Records from a dataset

[Start]

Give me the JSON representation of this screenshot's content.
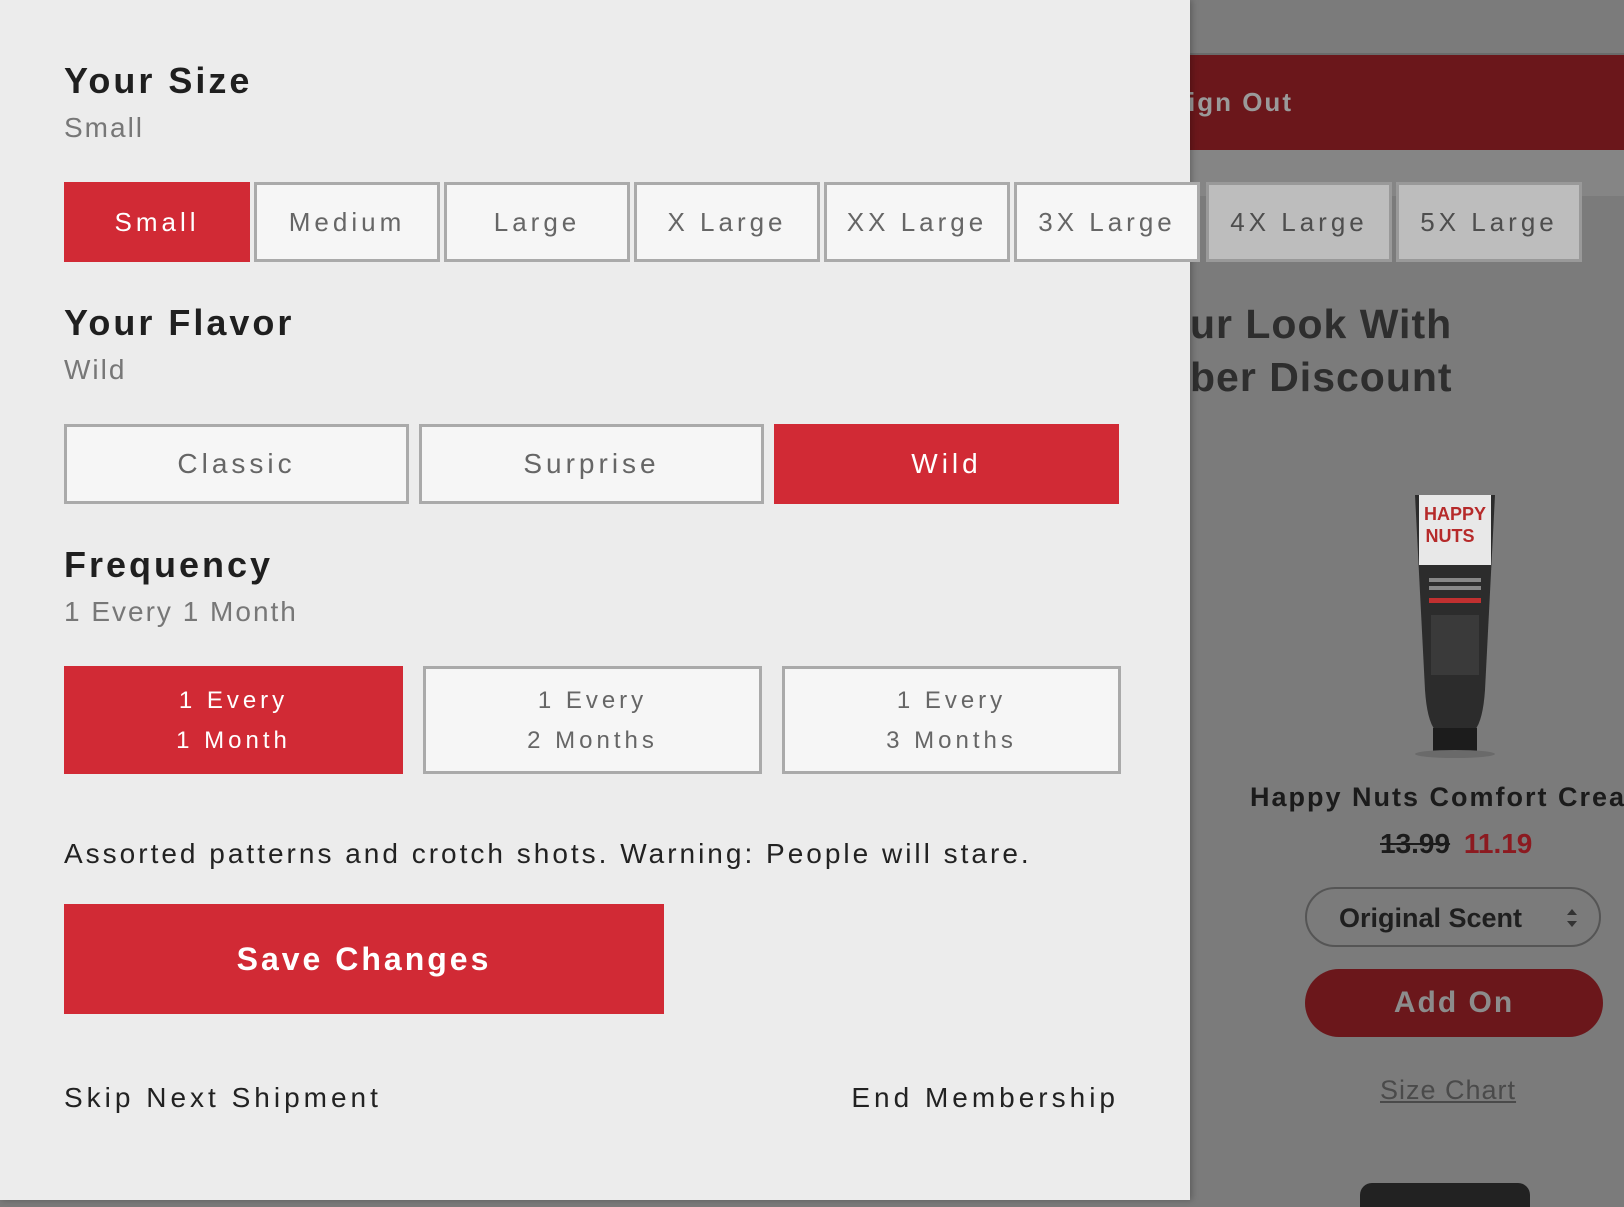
{
  "background_page": {
    "sign_out_label": "ign Out",
    "heading_line1": "ur Look With",
    "heading_line2": "ber Discount",
    "product": {
      "name": "Happy Nuts Comfort Crea",
      "old_price": "13.99",
      "new_price": "11.19",
      "scent_select": "Original Scent",
      "add_on_label": "Add On",
      "size_chart_label": "Size Chart"
    }
  },
  "size": {
    "title": "Your Size",
    "selected": "Small",
    "options": [
      "Small",
      "Medium",
      "Large",
      "X Large",
      "XX Large",
      "3X Large",
      "4X Large",
      "5X Large"
    ]
  },
  "flavor": {
    "title": "Your Flavor",
    "selected": "Wild",
    "options": [
      "Classic",
      "Surprise",
      "Wild"
    ]
  },
  "frequency": {
    "title": "Frequency",
    "selected": "1 Every 1 Month",
    "options": [
      {
        "line1": "1 Every",
        "line2": "1 Month"
      },
      {
        "line1": "1 Every",
        "line2": "2 Months"
      },
      {
        "line1": "1 Every",
        "line2": "3 Months"
      }
    ]
  },
  "description": "Assorted patterns and crotch shots. Warning: People will stare.",
  "save_label": "Save Changes",
  "skip_label": "Skip Next Shipment",
  "end_label": "End Membership",
  "colors": {
    "accent_red": "#d12a35",
    "dark_red": "#6b171b",
    "panel_bg": "#ececec"
  }
}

[End]

▶ [To be done]:
Transcribe the full listing above exactly, with the images removed.

▶ [Solution to the problem]:
Give me the JSON representation of this screenshot's content.
{
  "background_page": {
    "sign_out_label": "ign Out",
    "heading_line1": "ur Look With",
    "heading_line2": "ber Discount",
    "product": {
      "name": "Happy Nuts Comfort Crea",
      "old_price": "13.99",
      "new_price": "11.19",
      "scent_select": "Original Scent",
      "add_on_label": "Add On",
      "size_chart_label": "Size Chart"
    }
  },
  "size": {
    "title": "Your Size",
    "selected": "Small",
    "options": [
      "Small",
      "Medium",
      "Large",
      "X Large",
      "XX Large",
      "3X Large",
      "4X Large",
      "5X Large"
    ]
  },
  "flavor": {
    "title": "Your Flavor",
    "selected": "Wild",
    "options": [
      "Classic",
      "Surprise",
      "Wild"
    ]
  },
  "frequency": {
    "title": "Frequency",
    "selected": "1 Every 1 Month",
    "options": [
      {
        "line1": "1 Every",
        "line2": "1 Month"
      },
      {
        "line1": "1 Every",
        "line2": "2 Months"
      },
      {
        "line1": "1 Every",
        "line2": "3 Months"
      }
    ]
  },
  "description": "Assorted patterns and crotch shots. Warning: People will stare.",
  "save_label": "Save Changes",
  "skip_label": "Skip Next Shipment",
  "end_label": "End Membership",
  "colors": {
    "accent_red": "#d12a35",
    "dark_red": "#6b171b",
    "panel_bg": "#ececec"
  }
}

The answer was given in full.